Reescribe el fragmento del texto sobre Bubbles que va de "Durante años, Bubbles" a "qué se separaron?" y sustituye "santuario" por "refugio".

++++ Sección de texto

Durante años, Bubbles fue uno de los acompañantes más llamativos de Michael Jackson. El chimpancé apareció junto al artista en eventos públicos, viajes e incluso en su vida cotidiana en Neverland, convirtiéndose en una figura tan reconocible como controversial dentro del universo del “Rey del Pop”.
Sin embargo, con el paso del tiempo, su historia tomó un rumbo muy distinto. Hoy, Bubbles vive en el Center for Great Apes, un santuario especializado en el cuidado de grandes simios rescatados del entretenimiento. Este espacio le ofrece condiciones adecuadas para su especie.
¿Por qué se separaron?
El cambio en su vida ocurrió cuando alcanzó la madurez. Como sucede con los chimpancés, su comportamiento se volvió más fuerte e impredecible, lo que hizo inviable que continuara viviendo en un entorno doméstico. Por motivos de seguridad y bienestar, fue trasladado fuera del círculo cercano del cantante a inicios de los años 2000, hasta llegar definitivamente al santuario en 2005.
Actualmente, Bubbles supera los 40 años y lleva una vida tranquila. Según el propio santuario, pasa sus días descansando, socializando y participando en actividades como el enriquecimiento ambiental, que incluye juegos, exploración e incluso pintura. Además, se ha reportado que el patrimonio de Michael Jackson continúa cubriendo sus cuidados, manteniendo un vínculo indirecto con su pasado.

++++++++
++++ Entradas proporcionadas

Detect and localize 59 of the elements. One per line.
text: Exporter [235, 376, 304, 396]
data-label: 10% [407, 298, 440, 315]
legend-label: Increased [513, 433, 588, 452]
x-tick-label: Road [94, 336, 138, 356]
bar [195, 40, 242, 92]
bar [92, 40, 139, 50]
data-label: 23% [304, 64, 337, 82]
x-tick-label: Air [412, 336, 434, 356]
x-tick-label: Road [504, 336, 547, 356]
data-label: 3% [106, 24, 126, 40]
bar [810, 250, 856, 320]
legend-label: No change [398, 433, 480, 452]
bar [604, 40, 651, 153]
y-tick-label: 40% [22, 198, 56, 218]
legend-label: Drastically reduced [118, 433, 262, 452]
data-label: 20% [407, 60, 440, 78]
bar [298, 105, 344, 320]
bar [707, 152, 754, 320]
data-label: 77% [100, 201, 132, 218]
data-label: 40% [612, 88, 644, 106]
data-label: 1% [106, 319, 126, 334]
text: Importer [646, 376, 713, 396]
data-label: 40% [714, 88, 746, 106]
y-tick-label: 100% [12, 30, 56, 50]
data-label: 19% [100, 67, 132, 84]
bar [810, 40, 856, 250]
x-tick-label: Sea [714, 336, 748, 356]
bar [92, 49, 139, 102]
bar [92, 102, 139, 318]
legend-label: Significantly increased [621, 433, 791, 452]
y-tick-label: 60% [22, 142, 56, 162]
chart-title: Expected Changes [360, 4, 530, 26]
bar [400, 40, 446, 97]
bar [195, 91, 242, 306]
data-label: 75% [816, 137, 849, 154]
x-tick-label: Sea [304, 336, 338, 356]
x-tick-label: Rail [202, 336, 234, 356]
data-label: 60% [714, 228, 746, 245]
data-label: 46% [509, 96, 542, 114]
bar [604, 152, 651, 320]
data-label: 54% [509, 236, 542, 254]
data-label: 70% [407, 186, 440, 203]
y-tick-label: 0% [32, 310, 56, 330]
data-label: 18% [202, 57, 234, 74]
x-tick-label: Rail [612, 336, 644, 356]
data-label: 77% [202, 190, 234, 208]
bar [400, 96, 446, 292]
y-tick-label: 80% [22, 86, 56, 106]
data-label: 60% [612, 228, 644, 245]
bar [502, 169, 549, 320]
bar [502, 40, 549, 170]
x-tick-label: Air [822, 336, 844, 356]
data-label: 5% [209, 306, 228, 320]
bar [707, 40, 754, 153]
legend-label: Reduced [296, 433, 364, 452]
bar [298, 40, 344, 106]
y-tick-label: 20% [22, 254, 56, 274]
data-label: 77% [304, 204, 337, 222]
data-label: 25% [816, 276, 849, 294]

++++++++

Resultado del ejercicio:
Durante años, Bubbles fue uno de los acompañantes más llamativos de Michael Jackson. El chimpancé apareció junto al artista en eventos públicos, viajes e incluso en su vida cotidiana en Neverland, convirtiéndose en una figura tan reconocible como controversial dentro del universo del “Rey del Pop”.
Sin embargo, con el paso del tiempo, su historia tomó un rumbo muy distinto. Hoy, Bubbles vive en el Center for Great Apes, un refugio especializado en el cuidado de grandes simios rescatados del entretenimiento. Este espacio le ofrece condiciones adecuadas para su especie.
¿Por qué se separaron?